▶ _DIRECTION_
Repeat the full listing, word for word.

▶ _INFORMATION GIVEN_
━━━━━━
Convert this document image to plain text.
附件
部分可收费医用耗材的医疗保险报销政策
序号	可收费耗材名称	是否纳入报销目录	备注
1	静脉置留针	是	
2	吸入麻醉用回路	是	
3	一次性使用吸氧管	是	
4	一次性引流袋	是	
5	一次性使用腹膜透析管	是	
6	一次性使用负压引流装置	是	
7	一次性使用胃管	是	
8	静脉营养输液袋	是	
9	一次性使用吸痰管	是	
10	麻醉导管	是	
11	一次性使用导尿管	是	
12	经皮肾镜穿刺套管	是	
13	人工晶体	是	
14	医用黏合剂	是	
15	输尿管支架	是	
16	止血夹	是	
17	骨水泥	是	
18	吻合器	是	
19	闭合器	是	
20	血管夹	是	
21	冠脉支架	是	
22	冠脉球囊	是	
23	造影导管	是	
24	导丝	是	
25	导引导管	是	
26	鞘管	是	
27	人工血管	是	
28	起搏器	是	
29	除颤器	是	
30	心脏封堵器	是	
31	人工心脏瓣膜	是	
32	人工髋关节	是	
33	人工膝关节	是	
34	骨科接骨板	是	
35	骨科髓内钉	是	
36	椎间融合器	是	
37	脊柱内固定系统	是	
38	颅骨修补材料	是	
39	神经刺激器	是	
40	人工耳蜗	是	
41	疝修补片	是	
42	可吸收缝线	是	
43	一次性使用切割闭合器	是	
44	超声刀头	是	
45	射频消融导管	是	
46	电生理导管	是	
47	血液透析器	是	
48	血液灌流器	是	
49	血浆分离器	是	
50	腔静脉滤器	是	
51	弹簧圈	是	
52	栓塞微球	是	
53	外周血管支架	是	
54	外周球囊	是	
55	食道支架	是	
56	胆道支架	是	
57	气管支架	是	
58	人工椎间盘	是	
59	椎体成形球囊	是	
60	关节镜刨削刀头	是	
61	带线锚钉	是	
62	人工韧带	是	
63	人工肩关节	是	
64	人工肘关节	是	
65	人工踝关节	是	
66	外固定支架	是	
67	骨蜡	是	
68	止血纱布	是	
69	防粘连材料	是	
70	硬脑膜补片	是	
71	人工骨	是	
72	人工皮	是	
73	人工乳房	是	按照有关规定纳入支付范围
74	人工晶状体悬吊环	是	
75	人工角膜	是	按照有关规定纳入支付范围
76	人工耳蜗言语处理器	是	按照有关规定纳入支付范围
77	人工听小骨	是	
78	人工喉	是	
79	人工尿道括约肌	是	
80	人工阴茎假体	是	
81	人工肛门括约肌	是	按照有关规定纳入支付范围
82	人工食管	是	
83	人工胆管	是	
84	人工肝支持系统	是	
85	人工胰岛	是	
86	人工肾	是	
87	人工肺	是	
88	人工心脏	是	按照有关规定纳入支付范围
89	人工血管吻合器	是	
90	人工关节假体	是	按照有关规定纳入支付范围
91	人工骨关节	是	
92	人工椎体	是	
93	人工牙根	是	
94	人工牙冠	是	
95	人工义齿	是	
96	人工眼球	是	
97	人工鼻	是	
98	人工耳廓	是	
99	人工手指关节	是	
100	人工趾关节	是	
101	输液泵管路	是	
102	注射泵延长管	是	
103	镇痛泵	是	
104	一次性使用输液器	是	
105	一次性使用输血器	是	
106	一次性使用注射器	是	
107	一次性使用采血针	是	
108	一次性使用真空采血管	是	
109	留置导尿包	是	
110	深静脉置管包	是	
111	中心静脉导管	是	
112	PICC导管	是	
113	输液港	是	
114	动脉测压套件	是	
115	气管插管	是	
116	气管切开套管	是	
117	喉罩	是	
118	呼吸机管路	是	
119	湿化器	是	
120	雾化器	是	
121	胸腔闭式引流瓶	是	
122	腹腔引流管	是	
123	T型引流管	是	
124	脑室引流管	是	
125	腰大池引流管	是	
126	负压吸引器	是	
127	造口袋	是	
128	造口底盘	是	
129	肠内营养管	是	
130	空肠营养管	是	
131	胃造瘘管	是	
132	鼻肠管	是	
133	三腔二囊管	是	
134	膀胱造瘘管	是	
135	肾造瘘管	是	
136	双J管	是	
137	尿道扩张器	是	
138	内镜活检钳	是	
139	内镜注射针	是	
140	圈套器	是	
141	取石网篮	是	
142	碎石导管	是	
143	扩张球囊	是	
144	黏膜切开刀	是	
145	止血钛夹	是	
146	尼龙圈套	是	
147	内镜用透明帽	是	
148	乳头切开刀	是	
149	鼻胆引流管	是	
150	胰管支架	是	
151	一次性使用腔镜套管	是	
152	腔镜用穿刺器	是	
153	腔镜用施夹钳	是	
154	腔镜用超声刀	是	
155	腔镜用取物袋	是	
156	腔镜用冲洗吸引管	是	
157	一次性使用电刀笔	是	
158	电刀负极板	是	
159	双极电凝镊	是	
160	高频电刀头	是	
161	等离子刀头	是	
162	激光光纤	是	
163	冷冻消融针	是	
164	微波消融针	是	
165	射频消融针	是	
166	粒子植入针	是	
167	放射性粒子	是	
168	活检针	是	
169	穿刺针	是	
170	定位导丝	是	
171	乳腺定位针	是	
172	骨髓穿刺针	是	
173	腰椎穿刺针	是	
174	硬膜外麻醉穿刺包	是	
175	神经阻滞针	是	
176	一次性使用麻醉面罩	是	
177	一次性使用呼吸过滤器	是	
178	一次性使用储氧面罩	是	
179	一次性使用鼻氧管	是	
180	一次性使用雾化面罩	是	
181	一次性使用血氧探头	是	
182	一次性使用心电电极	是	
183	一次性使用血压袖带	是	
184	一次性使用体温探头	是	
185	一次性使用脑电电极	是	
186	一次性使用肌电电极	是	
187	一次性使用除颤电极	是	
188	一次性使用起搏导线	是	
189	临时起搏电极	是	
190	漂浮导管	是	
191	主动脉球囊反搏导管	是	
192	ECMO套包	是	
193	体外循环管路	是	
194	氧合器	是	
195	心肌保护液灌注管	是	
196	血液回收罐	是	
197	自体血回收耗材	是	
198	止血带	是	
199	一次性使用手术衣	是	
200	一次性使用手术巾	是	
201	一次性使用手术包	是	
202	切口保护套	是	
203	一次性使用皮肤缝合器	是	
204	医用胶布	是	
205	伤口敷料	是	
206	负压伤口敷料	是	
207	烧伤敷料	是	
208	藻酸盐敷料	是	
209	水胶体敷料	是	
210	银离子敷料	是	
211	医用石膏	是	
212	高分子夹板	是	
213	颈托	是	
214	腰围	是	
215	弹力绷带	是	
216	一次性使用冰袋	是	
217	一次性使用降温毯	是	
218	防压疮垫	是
━━━━━━
▶ _ANSWER TO THE PROBLEM_
Convert this document image to plain text.
附件
部分可收费医用耗材的医疗保险报销政策
序号	可收费耗材名称	是否纳入报销目录	备注
1	静脉置留针	是	
2	吸入麻醉用回路	是	
3	一次性使用吸氧管	是	
4	一次性引流袋	是	
5	一次性使用腹膜透析管	是	
6	一次性使用负压引流装置	是	
7	一次性使用胃管	是	
8	静脉营养输液袋	是	
9	一次性使用吸痰管	是	
10	麻醉导管	是	
11	一次性使用导尿管	是	
12	经皮肾镜穿刺套管	是	
13	人工晶体	是	
14	医用黏合剂	是	
15	输尿管支架	是	
16	止血夹	是	
17	骨水泥	是	
18	吻合器	是	
19	闭合器	是	
20	血管夹	是	
21	冠脉支架	是	
22	冠脉球囊	是	
23	造影导管	是	
24	导丝	是	
25	导引导管	是	
26	鞘管	是	
27	人工血管	是	
28	起搏器	是	
29	除颤器	是	
30	心脏封堵器	是	
31	人工心脏瓣膜	是	
32	人工髋关节	是	
33	人工膝关节	是	
34	骨科接骨板	是	
35	骨科髓内钉	是	
36	椎间融合器	是	
37	脊柱内固定系统	是	
38	颅骨修补材料	是	
39	神经刺激器	是	
40	人工耳蜗	是	
41	疝修补片	是	
42	可吸收缝线	是	
43	一次性使用切割闭合器	是	
44	超声刀头	是	
45	射频消融导管	是	
46	电生理导管	是	
47	血液透析器	是	
48	血液灌流器	是	
49	血浆分离器	是	
50	腔静脉滤器	是	
51	弹簧圈	是	
52	栓塞微球	是	
53	外周血管支架	是	
54	外周球囊	是	
55	食道支架	是	
56	胆道支架	是	
57	气管支架	是	
58	人工椎间盘	是	
59	椎体成形球囊	是	
60	关节镜刨削刀头	是	
61	带线锚钉	是	
62	人工韧带	是	
63	人工肩关节	是	
64	人工肘关节	是	
65	人工踝关节	是	
66	外固定支架	是	
67	骨蜡	是	
68	止血纱布	是	
69	防粘连材料	是	
70	硬脑膜补片	是	
71	人工骨	是	
72	人工皮	是	
73	人工乳房	是	按照有关规定纳入支付范围
74	人工晶状体悬吊环	是	
75	人工角膜	是	按照有关规定纳入支付范围
76	人工耳蜗言语处理器	是	按照有关规定纳入支付范围
77	人工听小骨	是	
78	人工喉	是	
79	人工尿道括约肌	是	
80	人工阴茎假体	是	
81	人工肛门括约肌	是	按照有关规定纳入支付范围
82	人工食管	是	
83	人工胆管	是	
84	人工肝支持系统	是	
85	人工胰岛	是	
86	人工肾	是	
87	人工肺	是	
88	人工心脏	是	按照有关规定纳入支付范围
89	人工血管吻合器	是	
90	人工关节假体	是	按照有关规定纳入支付范围
91	人工骨关节	是	
92	人工椎体	是	
93	人工牙根	是	
94	人工牙冠	是	
95	人工义齿	是	
96	人工眼球	是	
97	人工鼻	是	
98	人工耳廓	是	
99	人工手指关节	是	
100	人工趾关节	是	
101	输液泵管路	是	
102	注射泵延长管	是	
103	镇痛泵	是	
104	一次性使用输液器	是	
105	一次性使用输血器	是	
106	一次性使用注射器	是	
107	一次性使用采血针	是	
108	一次性使用真空采血管	是	
109	留置导尿包	是	
110	深静脉置管包	是	
111	中心静脉导管	是	
112	PICC导管	是	
113	输液港	是	
114	动脉测压套件	是	
115	气管插管	是	
116	气管切开套管	是	
117	喉罩	是	
118	呼吸机管路	是	
119	湿化器	是	
120	雾化器	是	
121	胸腔闭式引流瓶	是	
122	腹腔引流管	是	
123	T型引流管	是	
124	脑室引流管	是	
125	腰大池引流管	是	
126	负压吸引器	是	
127	造口袋	是	
128	造口底盘	是	
129	肠内营养管	是	
130	空肠营养管	是	
131	胃造瘘管	是	
132	鼻肠管	是	
133	三腔二囊管	是	
134	膀胱造瘘管	是	
135	肾造瘘管	是	
136	双J管	是	
137	尿道扩张器	是	
138	内镜活检钳	是	
139	内镜注射针	是	
140	圈套器	是	
141	取石网篮	是	
142	碎石导管	是	
143	扩张球囊	是	
144	黏膜切开刀	是	
145	止血钛夹	是	
146	尼龙圈套	是	
147	内镜用透明帽	是	
148	乳头切开刀	是	
149	鼻胆引流管	是	
150	胰管支架	是	
151	一次性使用腔镜套管	是	
152	腔镜用穿刺器	是	
153	腔镜用施夹钳	是	
154	腔镜用超声刀	是	
155	腔镜用取物袋	是	
156	腔镜用冲洗吸引管	是	
157	一次性使用电刀笔	是	
158	电刀负极板	是	
159	双极电凝镊	是	
160	高频电刀头	是	
161	等离子刀头	是	
162	激光光纤	是	
163	冷冻消融针	是	
164	微波消融针	是	
165	射频消融针	是	
166	粒子植入针	是	
167	放射性粒子	是	
168	活检针	是	
169	穿刺针	是	
170	定位导丝	是	
171	乳腺定位针	是	
172	骨髓穿刺针	是	
173	腰椎穿刺针	是	
174	硬膜外麻醉穿刺包	是	
175	神经阻滞针	是	
176	一次性使用麻醉面罩	是	
177	一次性使用呼吸过滤器	是	
178	一次性使用储氧面罩	是	
179	一次性使用鼻氧管	是	
180	一次性使用雾化面罩	是	
181	一次性使用血氧探头	是	
182	一次性使用心电电极	是	
183	一次性使用血压袖带	是	
184	一次性使用体温探头	是	
185	一次性使用脑电电极	是	
186	一次性使用肌电电极	是	
187	一次性使用除颤电极	是	
188	一次性使用起搏导线	是	
189	临时起搏电极	是	
190	漂浮导管	是	
191	主动脉球囊反搏导管	是	
192	ECMO套包	是	
193	体外循环管路	是	
194	氧合器	是	
195	心肌保护液灌注管	是	
196	血液回收罐	是	
197	自体血回收耗材	是	
198	止血带	是	
199	一次性使用手术衣	是	
200	一次性使用手术巾	是	
201	一次性使用手术包	是	
202	切口保护套	是	
203	一次性使用皮肤缝合器	是	
204	医用胶布	是	
205	伤口敷料	是	
206	负压伤口敷料	是	
207	烧伤敷料	是	
208	藻酸盐敷料	是	
209	水胶体敷料	是	
210	银离子敷料	是	
211	医用石膏	是	
212	高分子夹板	是	
213	颈托	是	
214	腰围	是	
215	弹力绷带	是	
216	一次性使用冰袋	是	
217	一次性使用降温毯	是	
218	防压疮垫	是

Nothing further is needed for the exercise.